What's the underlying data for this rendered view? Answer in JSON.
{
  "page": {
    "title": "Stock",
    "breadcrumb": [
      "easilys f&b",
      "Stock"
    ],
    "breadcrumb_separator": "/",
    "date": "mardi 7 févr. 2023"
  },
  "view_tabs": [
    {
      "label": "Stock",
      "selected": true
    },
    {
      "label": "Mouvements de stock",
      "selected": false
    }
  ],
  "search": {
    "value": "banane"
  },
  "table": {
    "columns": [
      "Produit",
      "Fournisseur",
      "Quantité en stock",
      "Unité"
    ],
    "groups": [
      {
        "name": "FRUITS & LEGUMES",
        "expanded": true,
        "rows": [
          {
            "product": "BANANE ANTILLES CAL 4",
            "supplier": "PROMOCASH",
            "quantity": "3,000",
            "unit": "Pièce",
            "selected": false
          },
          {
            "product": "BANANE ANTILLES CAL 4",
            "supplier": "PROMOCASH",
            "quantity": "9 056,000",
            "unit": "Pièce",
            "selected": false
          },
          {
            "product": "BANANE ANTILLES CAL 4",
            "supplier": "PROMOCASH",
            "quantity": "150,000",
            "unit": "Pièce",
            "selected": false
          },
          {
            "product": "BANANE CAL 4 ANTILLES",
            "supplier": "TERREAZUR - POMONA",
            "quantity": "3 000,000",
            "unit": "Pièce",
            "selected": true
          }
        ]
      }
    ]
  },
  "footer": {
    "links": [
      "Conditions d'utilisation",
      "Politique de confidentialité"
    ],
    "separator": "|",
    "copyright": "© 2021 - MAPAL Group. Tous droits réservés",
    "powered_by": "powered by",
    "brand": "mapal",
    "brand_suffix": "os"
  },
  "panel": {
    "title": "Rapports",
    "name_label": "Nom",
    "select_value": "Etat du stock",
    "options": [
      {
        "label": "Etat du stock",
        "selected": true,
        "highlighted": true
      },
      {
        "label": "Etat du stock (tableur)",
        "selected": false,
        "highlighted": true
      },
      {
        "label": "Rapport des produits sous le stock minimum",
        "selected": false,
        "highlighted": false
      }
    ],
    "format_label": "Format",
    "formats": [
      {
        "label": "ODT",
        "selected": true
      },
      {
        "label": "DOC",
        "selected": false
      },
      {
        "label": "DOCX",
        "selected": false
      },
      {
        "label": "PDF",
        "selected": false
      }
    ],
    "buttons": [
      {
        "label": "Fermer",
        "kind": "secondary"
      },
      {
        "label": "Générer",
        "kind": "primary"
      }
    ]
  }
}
------------------------------------------------------------------------
Short task: Filter the records down to the lines that contain the string "Etat", and copy those lines.

Final result:
    "select_value": "Etat du stock",
        "label": "Etat du stock",
        "label": "Etat du stock (tableur)",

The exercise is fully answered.